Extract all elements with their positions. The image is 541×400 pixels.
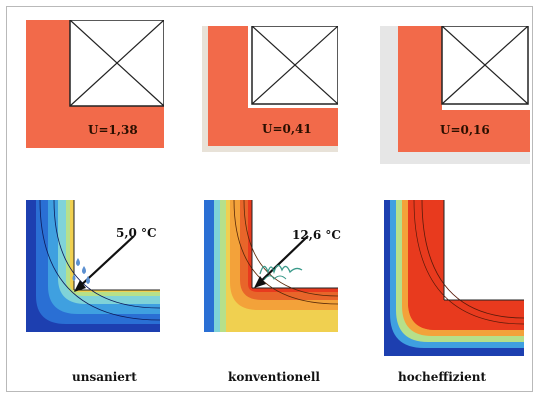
window-cross-icon: [441, 26, 529, 105]
arrow-icon: [254, 235, 309, 288]
surface-temperature-label-uninsulated: 5,0 °C: [116, 226, 157, 240]
thermal-simulation-conventional: [204, 200, 338, 332]
water-drop-icon: [72, 258, 90, 284]
wall-section-high-efficiency: [380, 26, 530, 164]
u-value-label-high-efficiency: U=0,16: [440, 123, 490, 137]
u-value-label-conventional: U=0,41: [262, 122, 312, 136]
window-cross-icon: [251, 26, 338, 105]
u-value-label-uninsulated: U=1,38: [88, 123, 138, 137]
mold-squiggle-icon: [259, 264, 303, 281]
caption-uninsulated: unsaniert: [72, 370, 137, 384]
window-cross-icon: [69, 20, 164, 107]
thermal-simulation-uninsulated: [26, 200, 160, 332]
surface-temperature-label-conventional: 12,6 °C: [292, 228, 341, 242]
wall-section-uninsulated: [26, 20, 164, 148]
thermal-simulation-high-efficiency: [384, 200, 524, 356]
caption-conventional: konventionell: [228, 370, 320, 384]
wall-section-conventional: [202, 26, 338, 152]
caption-high-efficiency: hocheffizient: [398, 370, 487, 384]
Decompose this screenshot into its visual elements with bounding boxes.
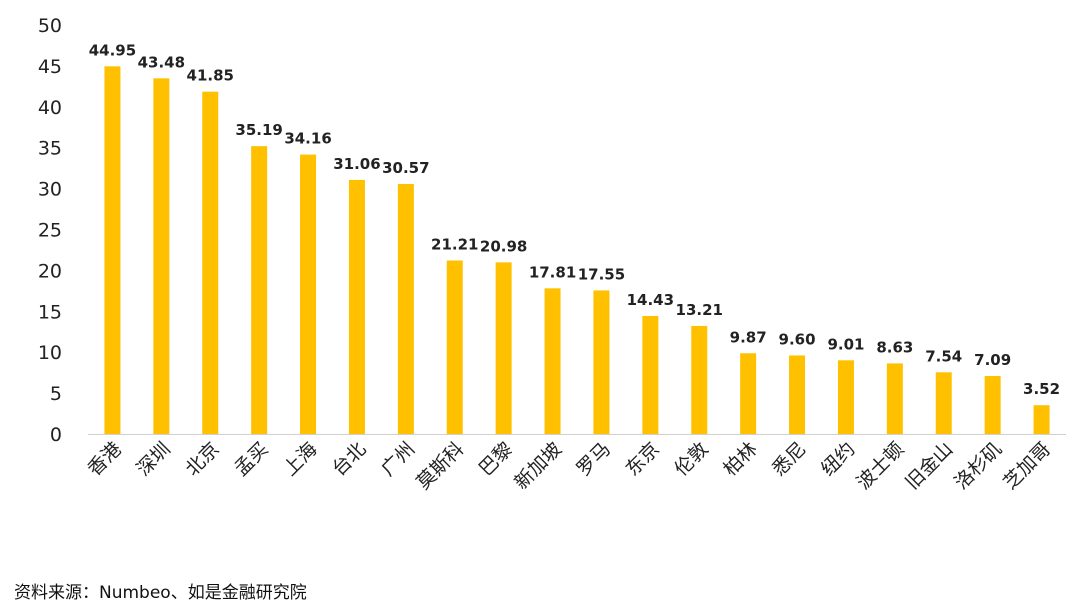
- data-label: 34.16: [284, 130, 331, 148]
- bar: [935, 372, 952, 434]
- y-tick-label: 40: [38, 97, 62, 119]
- data-label: 9.01: [827, 335, 864, 353]
- y-tick-label: 35: [38, 138, 62, 160]
- bar: [397, 183, 414, 434]
- x-tick-label: 波士顿: [853, 438, 909, 494]
- data-label: 41.85: [187, 67, 234, 85]
- y-tick-label: 50: [38, 15, 62, 37]
- data-label: 7.09: [974, 351, 1011, 369]
- data-label: 3.52: [1023, 380, 1060, 398]
- x-tick-label: 孟买: [230, 438, 272, 480]
- y-tick-label: 15: [38, 301, 62, 323]
- bar: [446, 260, 463, 434]
- data-label: 7.54: [925, 347, 962, 365]
- x-tick-label: 罗马: [573, 438, 615, 480]
- data-label: 35.19: [235, 121, 282, 139]
- y-tick-label: 30: [38, 179, 62, 201]
- x-tick-label: 莫斯科: [412, 438, 468, 494]
- data-label: 9.87: [730, 328, 767, 346]
- x-tick-label: 台北: [328, 438, 370, 480]
- data-label: 43.48: [138, 53, 185, 71]
- bar: [251, 146, 268, 434]
- bar: [789, 355, 806, 434]
- bar: [837, 360, 854, 434]
- bar: [495, 262, 512, 434]
- x-tick-label: 广州: [377, 438, 419, 480]
- y-tick-label: 20: [38, 260, 62, 282]
- x-tick-label: 新加坡: [510, 438, 566, 494]
- x-tick-label: 纽约: [817, 438, 859, 480]
- y-tick-label: 10: [38, 342, 62, 364]
- y-axis: 0 5 10 15 20 25 30 35 40 45 50: [38, 15, 62, 446]
- y-tick-label: 25: [38, 220, 62, 242]
- x-tick-label: 北京: [181, 438, 223, 480]
- data-label: 8.63: [876, 338, 913, 356]
- x-tick-label: 东京: [621, 438, 663, 480]
- y-tick-label: 45: [38, 56, 62, 78]
- bar: [544, 288, 561, 434]
- data-label: 31.06: [333, 155, 380, 173]
- bar: [104, 66, 121, 435]
- y-tick-label: 0: [50, 424, 62, 446]
- x-tick-label: 旧金山: [901, 438, 957, 494]
- data-label: 14.43: [627, 291, 674, 309]
- data-label: 30.57: [382, 159, 429, 177]
- source-note: 资料来源：Numbeo、如是金融研究院: [14, 583, 307, 603]
- bar: [642, 315, 659, 434]
- x-tick-label: 洛杉矶: [950, 438, 1006, 494]
- x-tick-label: 悉尼: [768, 438, 810, 480]
- bar: [886, 363, 903, 434]
- data-label: 20.98: [480, 237, 527, 255]
- data-label: 17.81: [529, 263, 576, 281]
- bar: [348, 179, 365, 434]
- bar: [984, 376, 1001, 434]
- bar: [300, 154, 317, 434]
- x-tick-label: 深圳: [132, 438, 174, 480]
- data-label: 44.95: [89, 41, 136, 59]
- data-label: 9.60: [779, 330, 816, 348]
- x-tick-label: 伦敦: [670, 438, 712, 480]
- y-tick-label: 5: [50, 383, 62, 405]
- x-tick-label: 巴黎: [475, 438, 517, 480]
- x-tick-label: 芝加哥: [999, 438, 1055, 494]
- data-label: 17.55: [578, 265, 625, 283]
- bar: [1033, 405, 1050, 434]
- bar: [691, 325, 708, 434]
- bars: [104, 66, 1050, 435]
- bar: [593, 290, 610, 434]
- bar: [202, 91, 219, 435]
- x-tick-label: 上海: [279, 438, 321, 480]
- bar: [740, 353, 757, 434]
- x-tick-label: 香港: [84, 438, 126, 480]
- data-label: 13.21: [676, 301, 723, 319]
- data-label: 21.21: [431, 236, 478, 254]
- x-tick-label: 柏林: [719, 438, 761, 480]
- bar: [153, 78, 170, 434]
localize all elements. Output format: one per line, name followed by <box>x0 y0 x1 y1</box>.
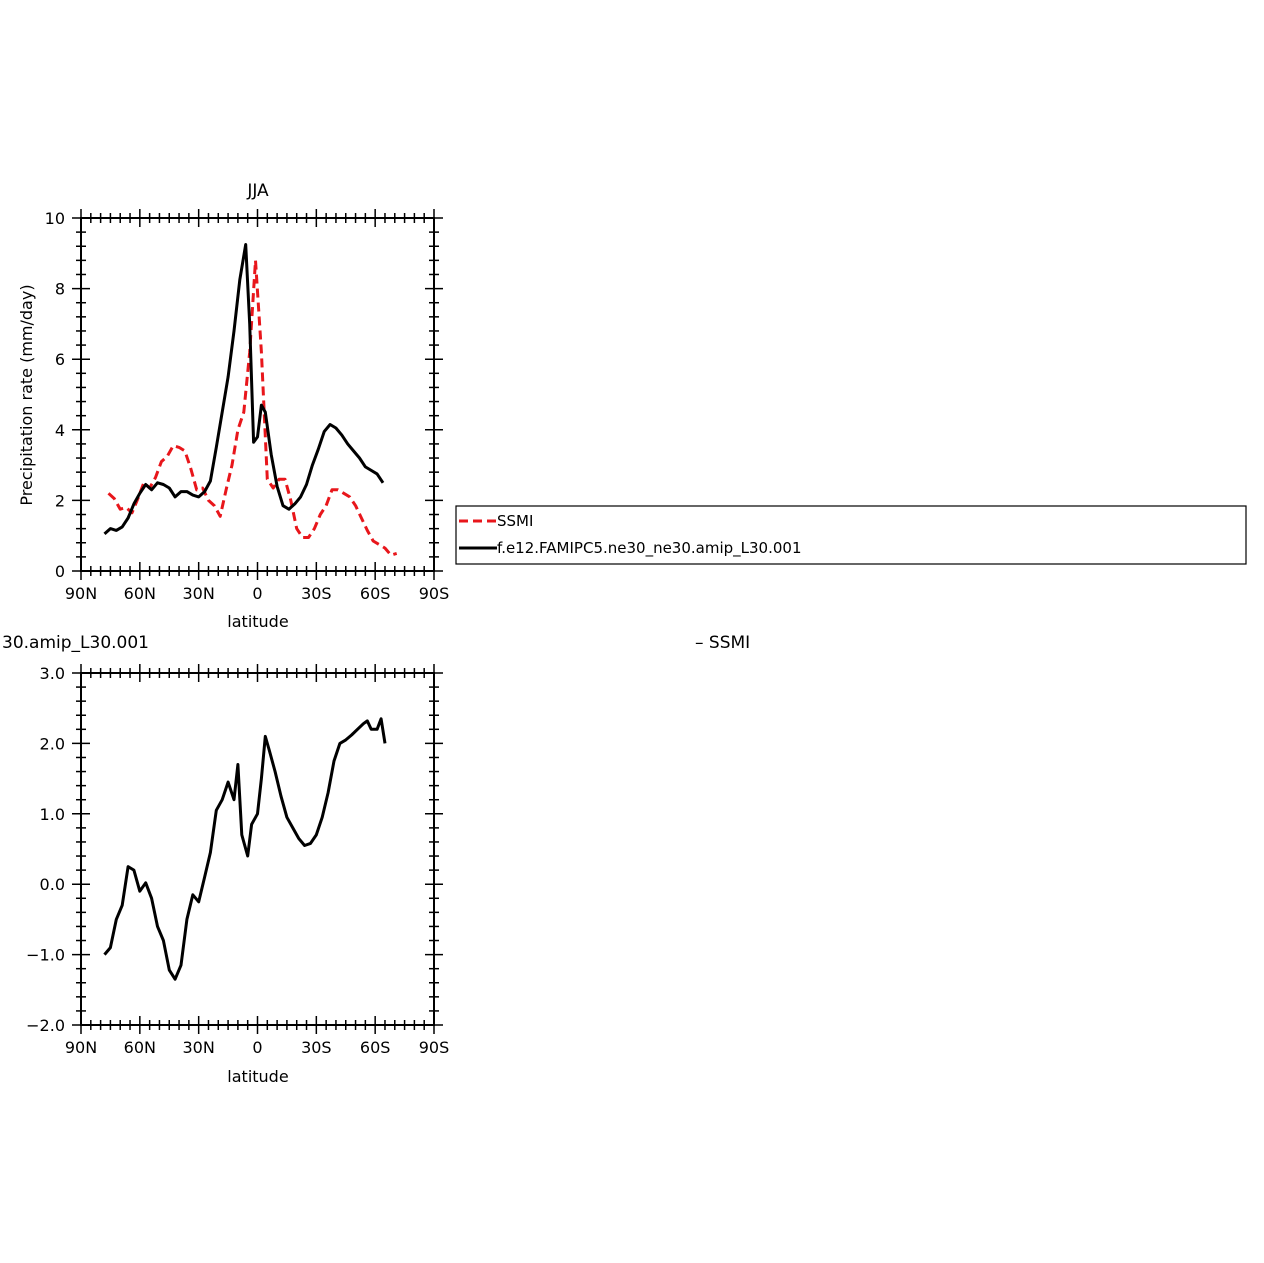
top-panel: JJA 90N 60N 30N 0 30S 60S 90S 0 2 4 6 8 10 latitude… <box>17 181 449 631</box>
legend-label-ssmi: SSMI <box>497 512 533 530</box>
top-plot-frame <box>80 217 435 572</box>
bottom-x-tick-labels: 90N 60N 30N 0 30S 60S 90S <box>65 1038 449 1057</box>
top-x-tick-label: 60N <box>124 584 156 603</box>
top-x-tick-label: 60S <box>360 584 391 603</box>
top-series-line-0 <box>107 258 398 557</box>
bottom-x-tick-label: 60N <box>124 1038 156 1057</box>
top-y-tick-labels: 0 2 4 6 8 10 <box>45 209 65 581</box>
bottom-x-tick-label: 30S <box>301 1038 332 1057</box>
bottom-y-tick-label: −1.0 <box>26 946 65 965</box>
bottom-y-tick-label: 3.0 <box>40 664 65 683</box>
top-axis-ticks <box>72 209 443 580</box>
bottom-series-line-0 <box>103 717 387 981</box>
top-y-tick-label: 6 <box>55 350 65 369</box>
top-x-tick-label: 30N <box>183 584 215 603</box>
top-x-tick-labels: 90N 60N 30N 0 30S 60S 90S <box>65 584 449 603</box>
legend: SSMI f.e12.FAMIPC5.ne30_ne30.amip_L30.00… <box>455 505 1247 565</box>
bottom-y-tick-label: −2.0 <box>26 1016 65 1035</box>
top-x-tick-label: 90N <box>65 584 97 603</box>
top-panel-title: JJA <box>246 181 269 201</box>
bottom-y-axis-title: Precipitation rate (mm/day) <box>0 739 16 960</box>
bottom-x-tick-label: 0 <box>252 1038 262 1057</box>
top-x-tick-label: 30S <box>301 584 332 603</box>
bottom-panel-right-label: – SSMI <box>695 633 750 653</box>
bottom-panel: 30.amip_L30.001 – SSMI 90N 60N 30N 0 30S 60S 9… <box>0 633 750 1086</box>
top-x-tick-label: 0 <box>252 584 262 603</box>
bottom-x-tick-label: 60S <box>360 1038 391 1057</box>
bottom-panel-title: 30.amip_L30.001 <box>2 633 149 653</box>
top-y-tick-label: 10 <box>45 209 65 228</box>
bottom-x-tick-label: 90N <box>65 1038 97 1057</box>
bottom-x-axis-title: latitude <box>227 1067 288 1086</box>
top-y-axis-title: Precipitation rate (mm/day) <box>17 284 36 505</box>
bottom-x-tick-label: 30N <box>183 1038 215 1057</box>
bottom-y-tick-label: 0.0 <box>40 875 65 894</box>
bottom-y-tick-labels: −2.0 −1.0 0.0 1.0 2.0 3.0 <box>26 664 65 1035</box>
bottom-axis-ticks <box>72 664 443 1034</box>
bottom-y-tick-label: 2.0 <box>40 734 65 753</box>
top-series-line-1 <box>103 243 385 536</box>
top-y-tick-label: 8 <box>55 280 65 299</box>
top-y-tick-label: 2 <box>55 491 65 510</box>
bottom-y-tick-label: 1.0 <box>40 805 65 824</box>
top-y-tick-label: 4 <box>55 421 65 440</box>
top-y-tick-label: 0 <box>55 562 65 581</box>
legend-label-model: f.e12.FAMIPC5.ne30_ne30.amip_L30.001 <box>497 539 802 558</box>
bottom-x-tick-label: 90S <box>419 1038 450 1057</box>
legend-box <box>455 505 1247 565</box>
top-x-tick-label: 90S <box>419 584 450 603</box>
top-x-axis-title: latitude <box>227 612 288 631</box>
bottom-series-group <box>103 717 387 981</box>
top-series-group <box>103 243 398 557</box>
•••••
Transcribe the entries above without changes, starting with the line that contains "top-panel: JJA 90N" and going on through the line that contains "bottom-panel: 30.amip_L30.001 –", both of those lines included.

* Exercise output
top-panel: JJA 90N 60N 30N 0 30S 60S 90S 0 2 4 6 8 10 latitude… <box>17 181 449 631</box>
legend-label-ssmi: SSMI <box>497 512 533 530</box>
top-plot-frame <box>80 217 435 572</box>
bottom-x-tick-labels: 90N 60N 30N 0 30S 60S 90S <box>65 1038 449 1057</box>
top-x-tick-label: 60N <box>124 584 156 603</box>
top-x-tick-label: 60S <box>360 584 391 603</box>
top-series-line-0 <box>107 258 398 557</box>
bottom-x-tick-label: 60N <box>124 1038 156 1057</box>
top-y-tick-labels: 0 2 4 6 8 10 <box>45 209 65 581</box>
bottom-x-tick-label: 30S <box>301 1038 332 1057</box>
bottom-y-tick-label: −1.0 <box>26 946 65 965</box>
bottom-y-tick-label: 3.0 <box>40 664 65 683</box>
top-axis-ticks <box>72 209 443 580</box>
bottom-series-line-0 <box>103 717 387 981</box>
top-y-tick-label: 6 <box>55 350 65 369</box>
top-x-tick-label: 30N <box>183 584 215 603</box>
top-x-tick-labels: 90N 60N 30N 0 30S 60S 90S <box>65 584 449 603</box>
legend: SSMI f.e12.FAMIPC5.ne30_ne30.amip_L30.00… <box>455 505 1247 565</box>
bottom-y-tick-label: −2.0 <box>26 1016 65 1035</box>
top-x-tick-label: 90N <box>65 584 97 603</box>
top-panel-title: JJA <box>246 181 269 201</box>
bottom-y-axis-title: Precipitation rate (mm/day) <box>0 739 16 960</box>
bottom-x-tick-label: 0 <box>252 1038 262 1057</box>
top-x-tick-label: 30S <box>301 584 332 603</box>
bottom-panel-right-label: – SSMI <box>695 633 750 653</box>
bottom-panel: 30.amip_L30.001 – SSMI 90N 60N 30N 0 30S 60S 9… <box>0 633 750 1086</box>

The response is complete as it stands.